-- INFORMATION SUPPLIED --
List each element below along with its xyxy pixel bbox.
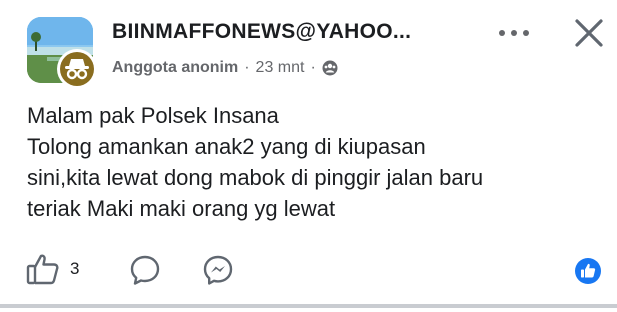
- post-divider: [0, 304, 617, 308]
- like-count[interactable]: 3: [70, 259, 79, 279]
- comment-button[interactable]: [129, 254, 161, 291]
- like-reaction-icon: [575, 258, 601, 284]
- like-reaction[interactable]: [574, 257, 602, 290]
- author-role: Anggota anonim: [112, 59, 239, 76]
- send-messenger-button[interactable]: [202, 254, 234, 291]
- group-privacy-icon[interactable]: [322, 60, 338, 76]
- post-author[interactable]: BIINMAFFONEWS@YAHOO...: [112, 20, 411, 44]
- anonymous-badge: [57, 49, 97, 89]
- close-icon[interactable]: [573, 17, 605, 49]
- meta-separator-2: ·: [310, 59, 316, 76]
- thumbs-up-icon: [26, 254, 59, 285]
- meta-separator: ·: [244, 59, 250, 76]
- comment-icon: [130, 255, 160, 285]
- post-meta: Anggota anonim · 23 mnt ·: [112, 59, 338, 77]
- post-body: Malam pak Polsek Insana Tolong amankan a…: [27, 100, 607, 224]
- anonymous-icon: [65, 59, 89, 80]
- post-body-line: Tolong amankan anak2 yang di kiupasan: [27, 134, 426, 159]
- action-bar: 3: [26, 252, 610, 292]
- post-body-line: Malam pak Polsek Insana: [27, 103, 279, 128]
- post-body-line: sini,kita lewat dong mabok di pinggir ja…: [27, 165, 484, 190]
- post-time[interactable]: 23 mnt: [256, 59, 305, 77]
- like-button[interactable]: 3: [26, 252, 79, 286]
- more-horizontal-icon[interactable]: [497, 28, 531, 38]
- avatar[interactable]: [27, 17, 97, 89]
- messenger-icon: [203, 255, 233, 285]
- post-body-line: teriak Maki maki orang yg lewat: [27, 196, 336, 221]
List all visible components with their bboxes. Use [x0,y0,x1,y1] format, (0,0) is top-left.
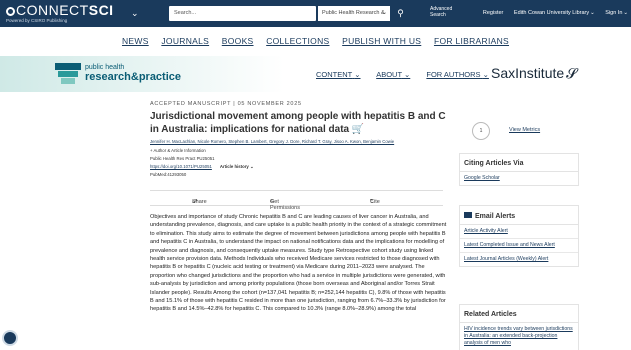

-- TASK --
Copy out verbatim the lines of the records between the line containing "- post-divider: [0, 304, 617, 308]" and the line containing "- send-messenger-button[interactable]: [202, 254, 234, 291]", inclusive.

-- RESULT FOR THIS TASK --
- post-divider: [0, 304, 617, 308]
- like-count[interactable]: 3: [70, 259, 79, 279]
- comment-button[interactable]: [129, 254, 161, 291]
- like-reaction-icon: [575, 258, 601, 284]
- like-reaction[interactable]: [574, 257, 602, 290]
- author-role: Anggota anonim: [112, 59, 239, 76]
- send-messenger-button[interactable]: [202, 254, 234, 291]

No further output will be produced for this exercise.